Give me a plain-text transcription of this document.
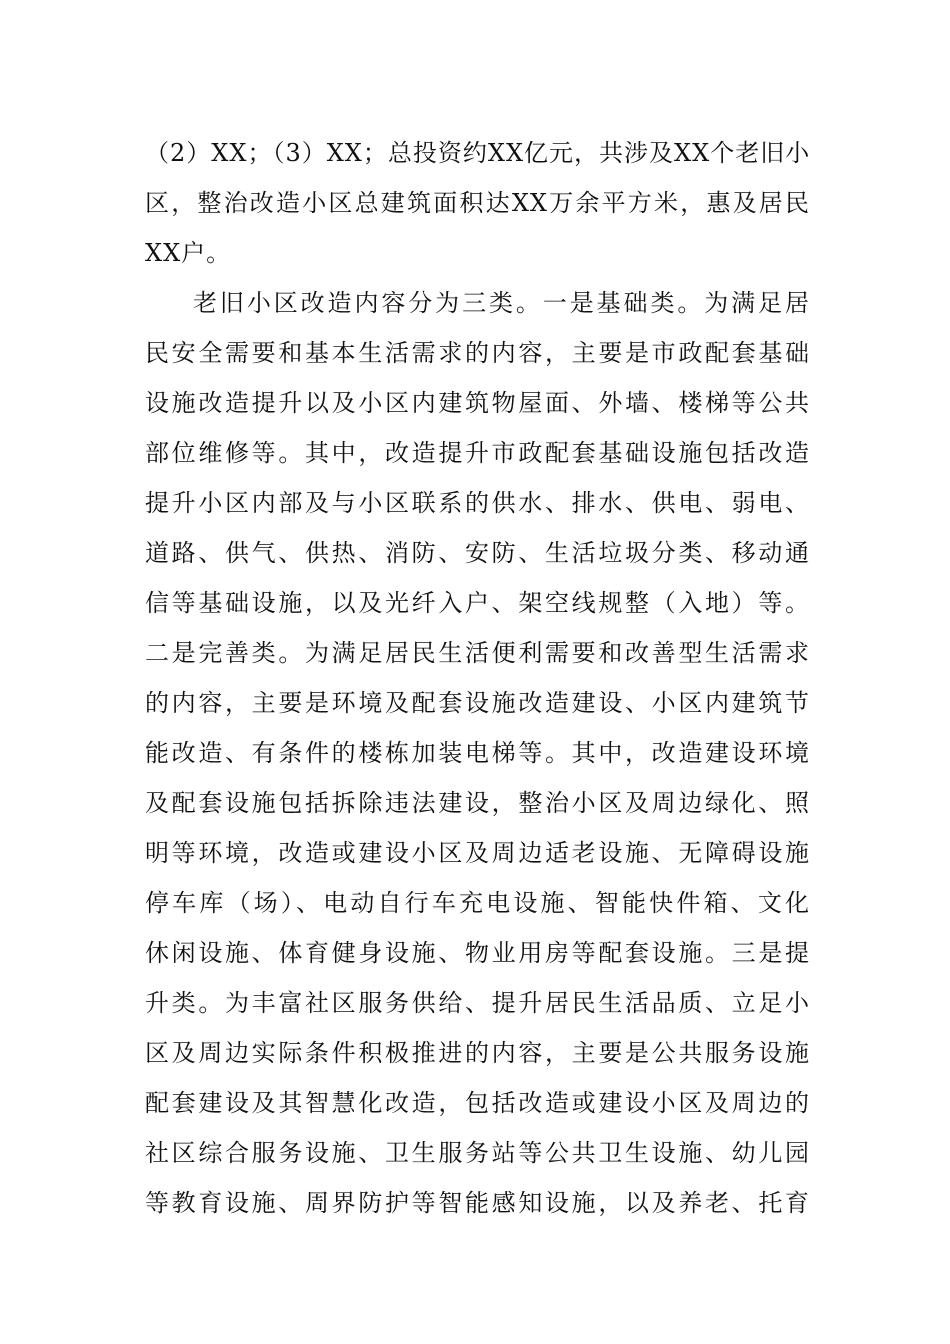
（2）XX；（3）XX；总投资约XX亿元，共涉及XX个老旧小
区，整治改造小区总建筑面积达XX万余平方米，惠及居民
XX户。
老旧小区改造内容分为三类。一是基础类。为满足居
民安全需要和基本生活需求的内容，主要是市政配套基础
设施改造提升以及小区内建筑物屋面、外墙、楼梯等公共
部位维修等。其中，改造提升市政配套基础设施包括改造
提升小区内部及与小区联系的供水、排水、供电、弱电、
道路、供气、供热、消防、安防、生活垃圾分类、移动通
信等基础设施，以及光纤入户、架空线规整（入地）等。
二是完善类。为满足居民生活便利需要和改善型生活需求
的内容，主要是环境及配套设施改造建设、小区内建筑节
能改造、有条件的楼栋加装电梯等。其中，改造建设环境
及配套设施包括拆除违法建设，整治小区及周边绿化、照
明等环境，改造或建设小区及周边适老设施、无障碍设施
停车库（场）、电动自行车充电设施、智能快件箱、文化
休闲设施、体育健身设施、物业用房等配套设施。三是提
升类。为丰富社区服务供给、提升居民生活品质、立足小
区及周边实际条件积极推进的内容，主要是公共服务设施
配套建设及其智慧化改造，包括改造或建设小区及周边的
社区综合服务设施、卫生服务站等公共卫生设施、幼儿园
等教育设施、周界防护等智能感知设施，以及养老、托育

◆ Exercise instructions
Quote the records in their entirety, keeping the wording exact and excluding pictures.

◆ Exercise result
Give me a plain-text transcription of this document.
（2）XX；（3）XX；总投资约XX亿元，共涉及XX个老旧小
区，整治改造小区总建筑面积达XX万余平方米，惠及居民
XX户。
老旧小区改造内容分为三类。一是基础类。为满足居
民安全需要和基本生活需求的内容，主要是市政配套基础
设施改造提升以及小区内建筑物屋面、外墙、楼梯等公共
部位维修等。其中，改造提升市政配套基础设施包括改造
提升小区内部及与小区联系的供水、排水、供电、弱电、
道路、供气、供热、消防、安防、生活垃圾分类、移动通
信等基础设施，以及光纤入户、架空线规整（入地）等。
二是完善类。为满足居民生活便利需要和改善型生活需求
的内容，主要是环境及配套设施改造建设、小区内建筑节
能改造、有条件的楼栋加装电梯等。其中，改造建设环境
及配套设施包括拆除违法建设，整治小区及周边绿化、照
明等环境，改造或建设小区及周边适老设施、无障碍设施
停车库（场）、电动自行车充电设施、智能快件箱、文化
休闲设施、体育健身设施、物业用房等配套设施。三是提
升类。为丰富社区服务供给、提升居民生活品质、立足小
区及周边实际条件积极推进的内容，主要是公共服务设施
配套建设及其智慧化改造，包括改造或建设小区及周边的
社区综合服务设施、卫生服务站等公共卫生设施、幼儿园
等教育设施、周界防护等智能感知设施，以及养老、托育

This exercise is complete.